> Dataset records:
• • •
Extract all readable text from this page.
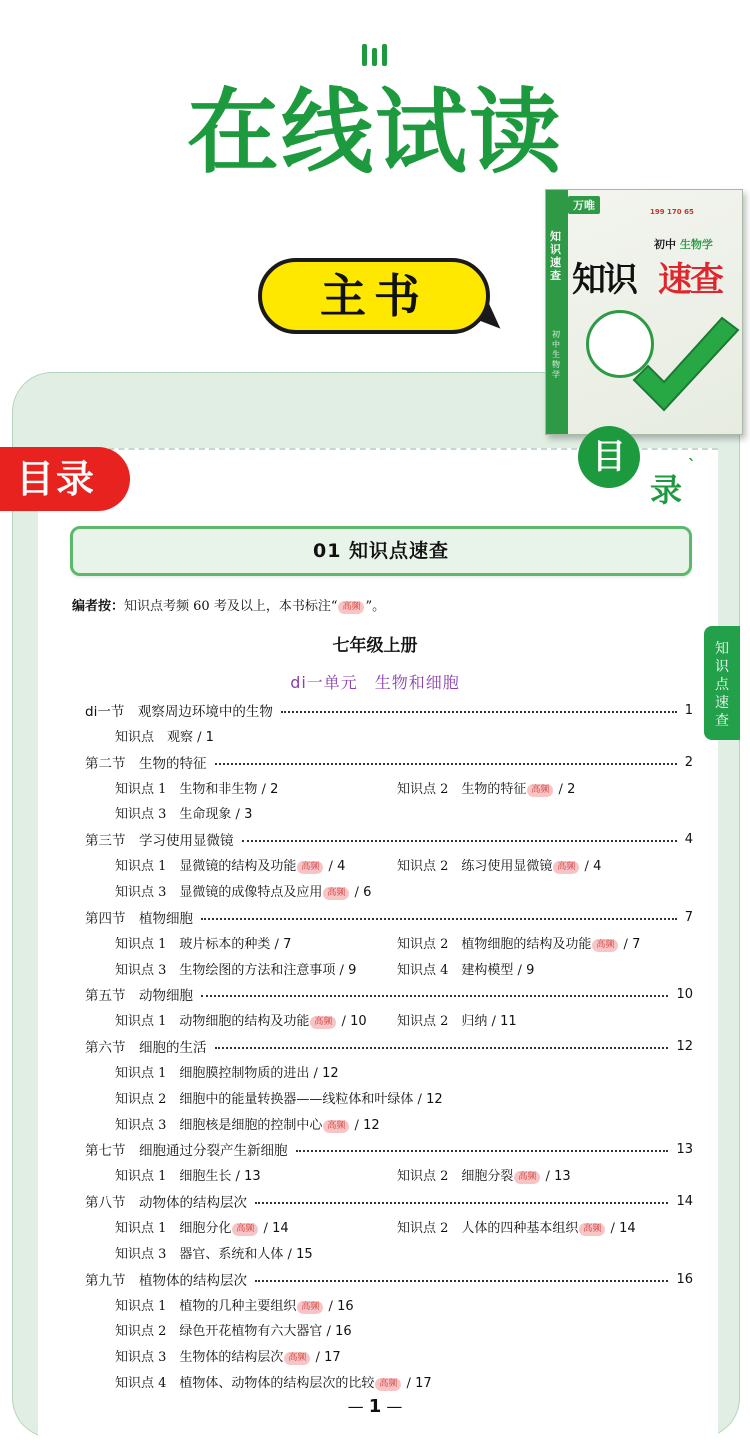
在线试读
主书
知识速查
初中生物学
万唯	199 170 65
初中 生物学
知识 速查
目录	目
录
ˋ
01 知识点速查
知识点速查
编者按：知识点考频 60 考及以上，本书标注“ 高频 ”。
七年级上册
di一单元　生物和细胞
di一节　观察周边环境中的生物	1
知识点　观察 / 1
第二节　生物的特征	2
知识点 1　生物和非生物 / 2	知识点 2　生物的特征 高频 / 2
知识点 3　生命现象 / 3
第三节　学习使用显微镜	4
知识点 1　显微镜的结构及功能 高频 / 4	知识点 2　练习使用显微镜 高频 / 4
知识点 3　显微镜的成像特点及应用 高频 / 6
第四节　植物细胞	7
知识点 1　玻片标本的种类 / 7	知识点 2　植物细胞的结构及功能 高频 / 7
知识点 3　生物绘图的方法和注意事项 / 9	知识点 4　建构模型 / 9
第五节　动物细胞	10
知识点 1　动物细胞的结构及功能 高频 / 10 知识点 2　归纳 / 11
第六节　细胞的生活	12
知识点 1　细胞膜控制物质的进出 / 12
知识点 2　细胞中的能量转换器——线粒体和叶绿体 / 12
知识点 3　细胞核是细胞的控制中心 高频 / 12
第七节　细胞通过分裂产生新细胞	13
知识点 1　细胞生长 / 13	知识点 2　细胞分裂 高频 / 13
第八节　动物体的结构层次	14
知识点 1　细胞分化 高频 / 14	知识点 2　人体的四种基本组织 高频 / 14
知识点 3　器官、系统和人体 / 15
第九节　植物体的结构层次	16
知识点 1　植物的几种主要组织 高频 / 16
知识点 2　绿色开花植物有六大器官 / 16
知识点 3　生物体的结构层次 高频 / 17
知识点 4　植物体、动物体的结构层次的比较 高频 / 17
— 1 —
• • •
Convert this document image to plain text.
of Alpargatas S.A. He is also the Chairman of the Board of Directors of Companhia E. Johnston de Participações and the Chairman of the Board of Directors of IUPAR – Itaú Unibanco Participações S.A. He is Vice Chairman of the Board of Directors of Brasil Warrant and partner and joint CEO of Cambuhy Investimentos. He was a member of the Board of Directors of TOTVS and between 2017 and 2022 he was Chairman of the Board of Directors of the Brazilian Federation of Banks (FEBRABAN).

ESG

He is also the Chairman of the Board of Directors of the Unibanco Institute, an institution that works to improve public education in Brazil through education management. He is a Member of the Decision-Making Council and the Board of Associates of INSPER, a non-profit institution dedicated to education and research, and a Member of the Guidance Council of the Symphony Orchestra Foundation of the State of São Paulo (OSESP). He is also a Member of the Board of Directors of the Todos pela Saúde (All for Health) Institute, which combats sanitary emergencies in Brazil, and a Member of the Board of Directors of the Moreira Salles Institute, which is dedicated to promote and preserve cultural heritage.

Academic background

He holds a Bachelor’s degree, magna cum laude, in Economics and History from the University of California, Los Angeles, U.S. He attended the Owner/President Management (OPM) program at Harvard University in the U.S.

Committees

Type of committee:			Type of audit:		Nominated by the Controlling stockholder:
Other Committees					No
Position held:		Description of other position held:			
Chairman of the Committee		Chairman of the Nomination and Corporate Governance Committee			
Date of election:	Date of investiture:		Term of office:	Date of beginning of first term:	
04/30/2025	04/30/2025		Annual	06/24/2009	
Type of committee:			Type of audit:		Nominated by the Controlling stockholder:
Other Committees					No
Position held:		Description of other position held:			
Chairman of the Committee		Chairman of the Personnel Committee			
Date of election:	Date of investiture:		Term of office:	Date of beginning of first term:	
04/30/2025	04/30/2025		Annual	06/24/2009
• • •
> Exercise: Give the count of lines in the data above that hold the string "生物的特征", with no additional words.

> Output for this exercise: 2